What is being asked = Without the images, output each record below as it stands.

Data excerpts =
-----

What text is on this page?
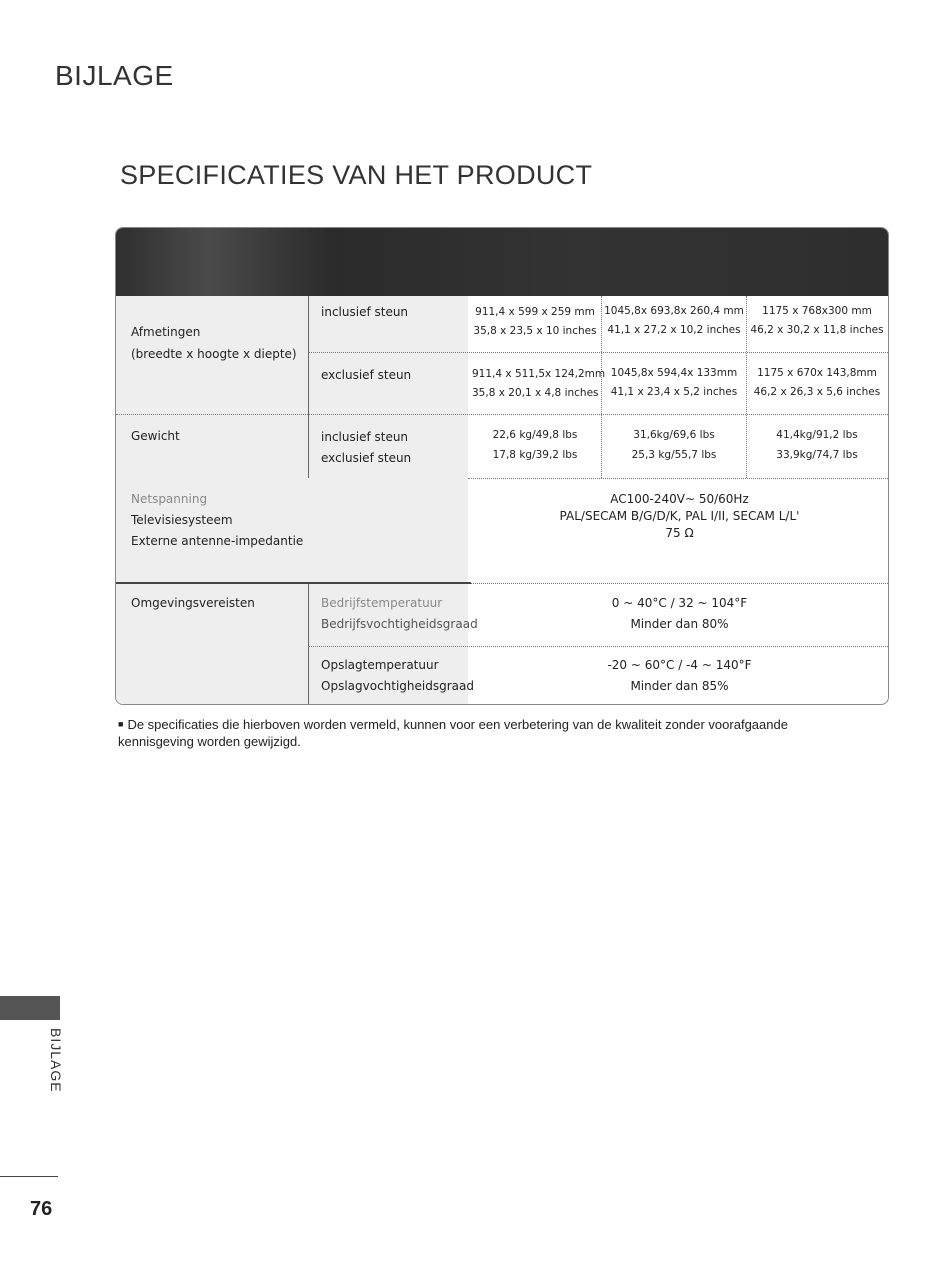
BIJLAGE
SPECIFICATIES VAN HET PRODUCT
Afmetingen
(breedte x hoogte x diepte)
inclusief steun
exclusief steun
911,4 x 599 x 259 mm
35,8 x 23,5 x 10 inches
1045,8x 693,8x 260,4 mm
41,1 x 27,2 x 10,2 inches
1175 x 768x300 mm
46,2 x 30,2 x 11,8 inches
911,4 x 511,5x 124,2mm
35,8 x 20,1 x 4,8 inches
1045,8x 594,4x 133mm
41,1 x 23,4 x 5,2 inches
1175 x 670x 143,8mm
46,2 x 26,3 x 5,6 inches
Gewicht	inclusief steun
exclusief steun
22,6 kg/49,8 lbs
17,8 kg/39,2 lbs
31,6kg/69,6 lbs
25,3 kg/55,7 lbs
41,4kg/91,2 lbs
33,9kg/74,7 lbs
Netspanning
Televisiesysteem
Externe antenne-impedantie
AC100-240V~ 50/60Hz
PAL/SECAM B/G/D/K, PAL I/II, SECAM L/L'
75 Ω
Omgevingsvereisten	Bedrijfstemperatuur
Bedrijfsvochtigheidsgraad
0 ~ 40°C / 32 ~ 104°F
Minder dan 80%
Opslagtemperatuur
Opslagvochtigheidsgraad
-20 ~ 60°C / -4 ~ 140°F
Minder dan 85%
■ De specificaties die hierboven worden vermeld, kunnen voor een verbetering van de kwaliteit zonder voorafgaande kennisgeving worden gewijzigd.
BIJLAGE
76
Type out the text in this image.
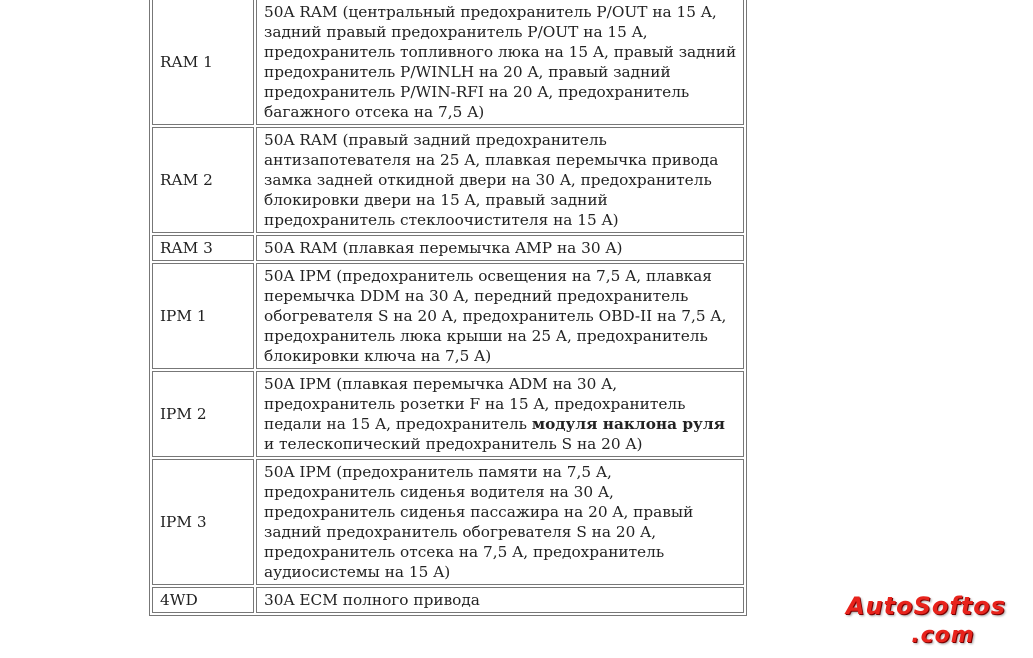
RAM 1	50A RAM (центральный предохранитель P/OUT на 15 A, задний правый предохранитель P/OUT на 15 A, предохранитель топливного люка на 15 A, правый задний предохранитель P/WINLH на 20 A, правый задний предохранитель P/WIN-RFI на 20 A, предохранитель багажного отсека на 7,5 A)
RAM 2	50A RAM (правый задний предохранитель антизапотевателя на 25 A, плавкая перемычка привода замка задней откидной двери на 30 A, предохранитель блокировки двери на 15 A, правый задний предохранитель стеклоочистителя на 15 A)
RAM 3	50A RAM (плавкая перемычка AMP на 30 A)
IPM 1	50A IPM (предохранитель освещения на 7,5 A, плавкая перемычка DDM на 30 A, передний предохранитель обогревателя S на 20 A, предохранитель OBD-II на 7,5 A, предохранитель люка крыши на 25 A, предохранитель блокировки ключа на 7,5 A)
IPM 2	50A IPM (плавкая перемычка ADM на 30 A, предохранитель розетки F на 15 A, предохранитель педали на 15 A, предохранитель модуля наклона руля и телескопический предохранитель S на 20 A)
IPM 3	50A IPM (предохранитель памяти на 7,5 A, предохранитель сиденья водителя на 30 A, предохранитель сиденья пассажира на 20 A, правый задний предохранитель обогревателя S на 20 A, предохранитель отсека на 7,5 A, предохранитель аудиосистемы на 15 A)
4WD	30A ECM полного привода	AutoSoftos
.com
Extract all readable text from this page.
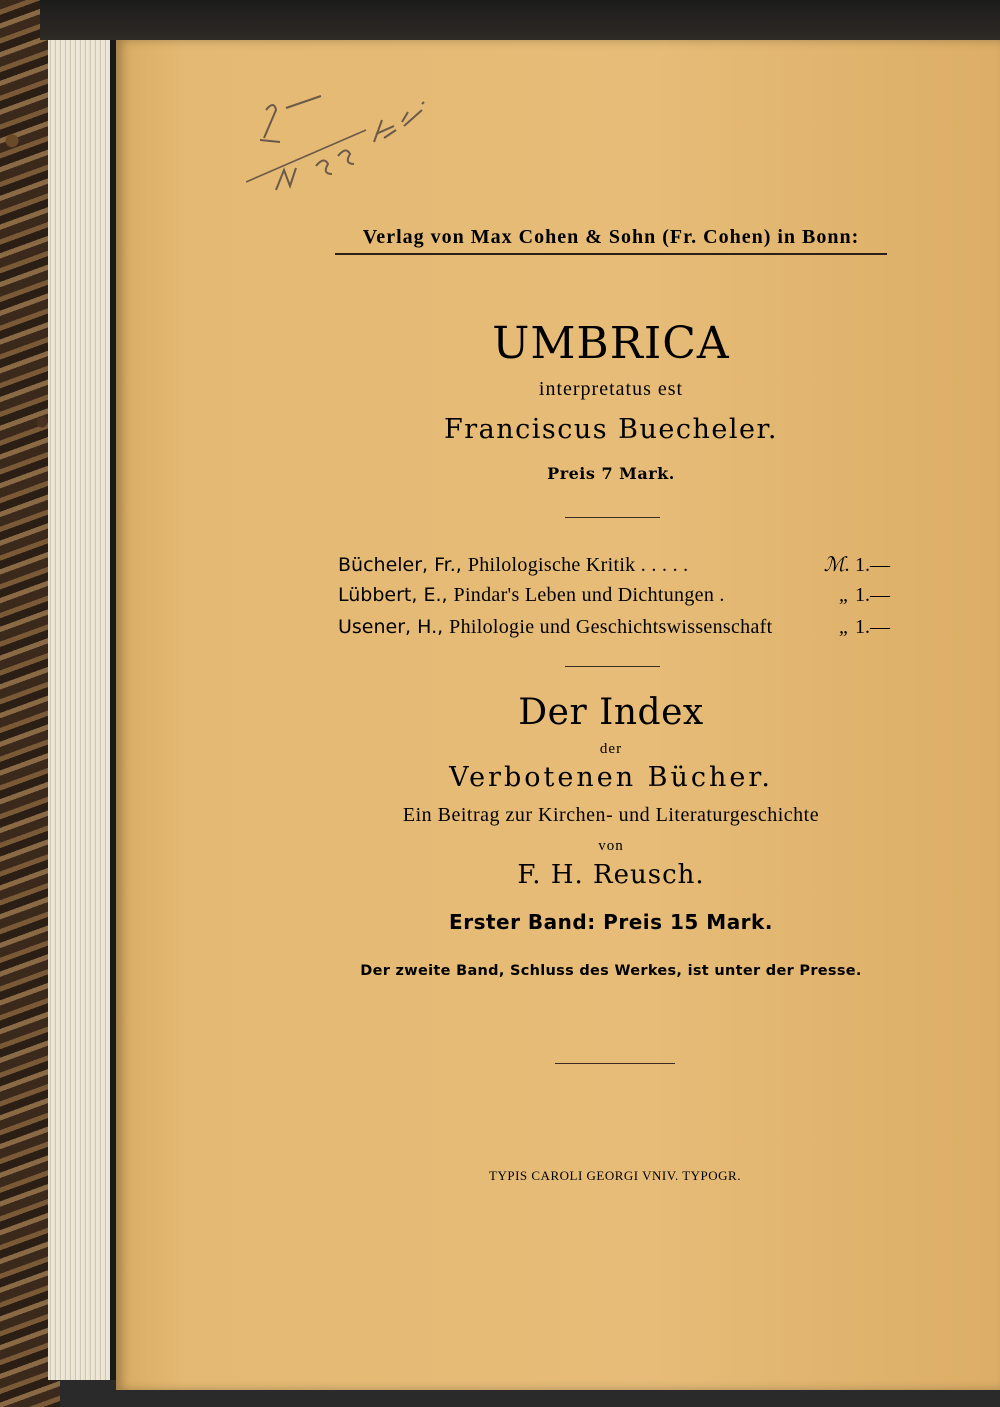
Verlag von Max Cohen & Sohn (Fr. Cohen) in Bonn:
UMBRICA
interpretatus est
Franciscus Buecheler.
Preis 7 Mark.
Bücheler, Fr., Philologische Kritik . . . . .	ℳ. 1.—
Lübbert, E., Pindar's Leben und Dichtungen .	„ 1.—
Usener, H., Philologie und Geschichtswissenschaft	„ 1.—
Der Index
der
Verbotenen Bücher.
Ein Beitrag zur Kirchen- und Literaturgeschichte
von
F. H. Reusch.
Erster Band: Preis 15 Mark.
Der zweite Band, Schluss des Werkes, ist unter der Presse.
TYPIS CAROLI GEORGI VNIV. TYPOGR.
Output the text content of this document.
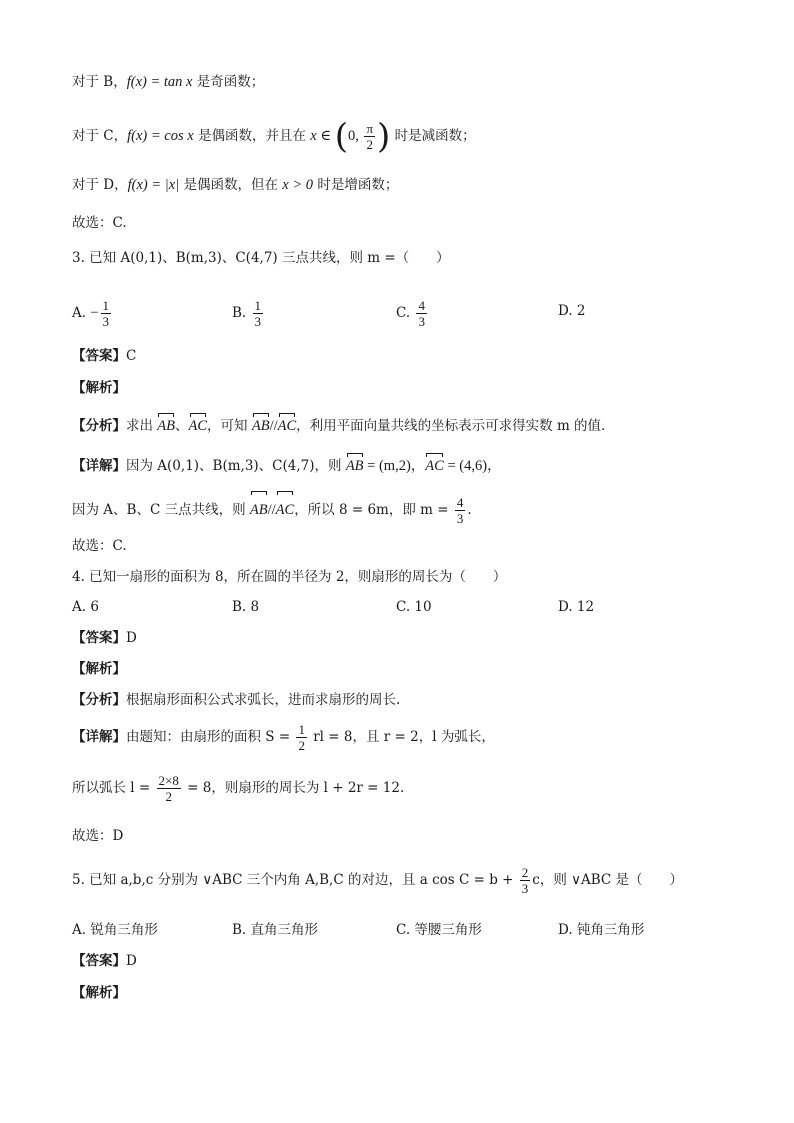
对于 B，f(x) = tan x 是奇函数；
对于 C，f(x) = cos x 是偶函数，并且在 x ∈ (0, $\frac{\pi}{2}$ ) 时是减函数；
对于 D，f(x) = |x| 是偶函数，但在 x > 0 时是增函数；
故选：C.
3. 已知 A(0,1)、B(m,3)、C(4,7) 三点共线，则 m =（　　）
A. − $\frac{1}{3}$	B. $\frac{1}{3}$	C. $\frac{4}{3}$	D. 2
【答案】C
【解析】
【分析】求出 AB、AC，可知 AB//AC，利用平面向量共线的坐标表示可求得实数 m 的值.
【详解】因为 A(0,1)、B(m,3)、C(4,7)，则 AB = (m,2)，AC = (4,6)，
因为 A、B、C 三点共线，则 AB//AC，所以 8 = 6m，即 $m = \frac{4}{3}$ .
故选：C.
4. 已知一扇形的面积为 8，所在圆的半径为 2，则扇形的周长为（　　）
A. 6	B. 8	C. 10	D. 12
【答案】D
【解析】
【分析】根据扇形面积公式求弧长，进而求扇形的周长.
【详解】由题知：由扇形的面积 $S = \frac{1}{2}$ rl = 8，且 r = 2，l 为弧长，
所以弧长 $l = \frac{2\times 8}{2} = 8$，则扇形的周长为 l + 2r = 12.
故选：D
5. 已知 a,b,c 分别为 ∨ABC 三个内角 A,B,C 的对边，且 a $\cos C = b + \frac{2}{3}$ c，则 ∨ABC 是（　　）
A. 锐角三角形	B. 直角三角形	C. 等腰三角形	D. 钝角三角形
【答案】D
【解析】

-----

Response below =
What text is on this page?
BIJLAGE
SPECIFICATIES VAN HET PRODUCT
Afmetingen
(breedte x hoogte x diepte)
inclusief steun
exclusief steun
911,4 x 599 x 259 mm
35,8 x 23,5 x 10 inches
1045,8x 693,8x 260,4 mm
41,1 x 27,2 x 10,2 inches
1175 x 768x300 mm
46,2 x 30,2 x 11,8 inches
911,4 x 511,5x 124,2mm
35,8 x 20,1 x 4,8 inches
1045,8x 594,4x 133mm
41,1 x 23,4 x 5,2 inches
1175 x 670x 143,8mm
46,2 x 26,3 x 5,6 inches
Gewicht	inclusief steun
exclusief steun
22,6 kg/49,8 lbs
17,8 kg/39,2 lbs
31,6kg/69,6 lbs
25,3 kg/55,7 lbs
41,4kg/91,2 lbs
33,9kg/74,7 lbs
Netspanning
Televisiesysteem
Externe antenne-impedantie
AC100-240V~ 50/60Hz
PAL/SECAM B/G/D/K, PAL I/II, SECAM L/L'
75 Ω
Omgevingsvereisten	Bedrijfstemperatuur
Bedrijfsvochtigheidsgraad
0 ~ 40°C / 32 ~ 104°F
Minder dan 80%
Opslagtemperatuur
Opslagvochtigheidsgraad
-20 ~ 60°C / -4 ~ 140°F
Minder dan 85%
■ De specificaties die hierboven worden vermeld, kunnen voor een verbetering van de kwaliteit zonder voorafgaande kennisgeving worden gewijzigd.
BIJLAGE
76
Type out the text in this image.
RAM 1	50A RAM (центральный предохранитель P/OUT на 15 A, задний правый предохранитель P/OUT на 15 A, предохранитель топливного люка на 15 A, правый задний предохранитель P/WINLH на 20 A, правый задний предохранитель P/WIN-RFI на 20 A, предохранитель багажного отсека на 7,5 A)
RAM 2	50A RAM (правый задний предохранитель антизапотевателя на 25 A, плавкая перемычка привода замка задней откидной двери на 30 A, предохранитель блокировки двери на 15 A, правый задний предохранитель стеклоочистителя на 15 A)
RAM 3	50A RAM (плавкая перемычка AMP на 30 A)
IPM 1	50A IPM (предохранитель освещения на 7,5 A, плавкая перемычка DDM на 30 A, передний предохранитель обогревателя S на 20 A, предохранитель OBD-II на 7,5 A, предохранитель люка крыши на 25 A, предохранитель блокировки ключа на 7,5 A)
IPM 2	50A IPM (плавкая перемычка ADM на 30 A, предохранитель розетки F на 15 A, предохранитель педали на 15 A, предохранитель модуля наклона руля и телескопический предохранитель S на 20 A)
IPM 3	50A IPM (предохранитель памяти на 7,5 A, предохранитель сиденья водителя на 30 A, предохранитель сиденья пассажира на 20 A, правый задний предохранитель обогревателя S на 20 A, предохранитель отсека на 7,5 A, предохранитель аудиосистемы на 15 A)
4WD	30A ECM полного привода	AutoSoftos
.com
Extract all readable text from this page.
Verlag von Max Cohen & Sohn (Fr. Cohen) in Bonn:
UMBRICA
interpretatus est
Franciscus Buecheler.
Preis 7 Mark.
Bücheler, Fr., Philologische Kritik . . . . .	ℳ. 1.—
Lübbert, E., Pindar's Leben und Dichtungen .	„ 1.—
Usener, H., Philologie und Geschichtswissenschaft	„ 1.—
Der Index
der
Verbotenen Bücher.
Ein Beitrag zur Kirchen- und Literaturgeschichte
von
F. H. Reusch.
Erster Band: Preis 15 Mark.
Der zweite Band, Schluss des Werkes, ist unter der Presse.
TYPIS CAROLI GEORGI VNIV. TYPOGR.
Output the text content of this document.
对于 B，f(x) = tan x 是奇函数；
对于 C，f(x) = cos x 是偶函数，并且在 x ∈ (0, $\frac{\pi}{2}$ ) 时是减函数；
对于 D，f(x) = |x| 是偶函数，但在 x > 0 时是增函数；
故选：C.
3. 已知 A(0,1)、B(m,3)、C(4,7) 三点共线，则 m =（　　）
A. − $\frac{1}{3}$	B. $\frac{1}{3}$	C. $\frac{4}{3}$	D. 2
【答案】C
【解析】
【分析】求出 AB、AC，可知 AB//AC，利用平面向量共线的坐标表示可求得实数 m 的值.
【详解】因为 A(0,1)、B(m,3)、C(4,7)，则 AB = (m,2)，AC = (4,6)，
因为 A、B、C 三点共线，则 AB//AC，所以 8 = 6m，即 $m = \frac{4}{3}$ .
故选：C.
4. 已知一扇形的面积为 8，所在圆的半径为 2，则扇形的周长为（　　）
A. 6	B. 8	C. 10	D. 12
【答案】D
【解析】
【分析】根据扇形面积公式求弧长，进而求扇形的周长.
【详解】由题知：由扇形的面积 $S = \frac{1}{2}$ rl = 8，且 r = 2，l 为弧长，
所以弧长 $l = \frac{2\times 8}{2} = 8$，则扇形的周长为 l + 2r = 12.
故选：D
5. 已知 a,b,c 分别为 ∨ABC 三个内角 A,B,C 的对边，且 a $\cos C = b + \frac{2}{3}$ c，则 ∨ABC 是（　　）
A. 锐角三角形	B. 直角三角形	C. 等腰三角形	D. 钝角三角形
【答案】D
【解析】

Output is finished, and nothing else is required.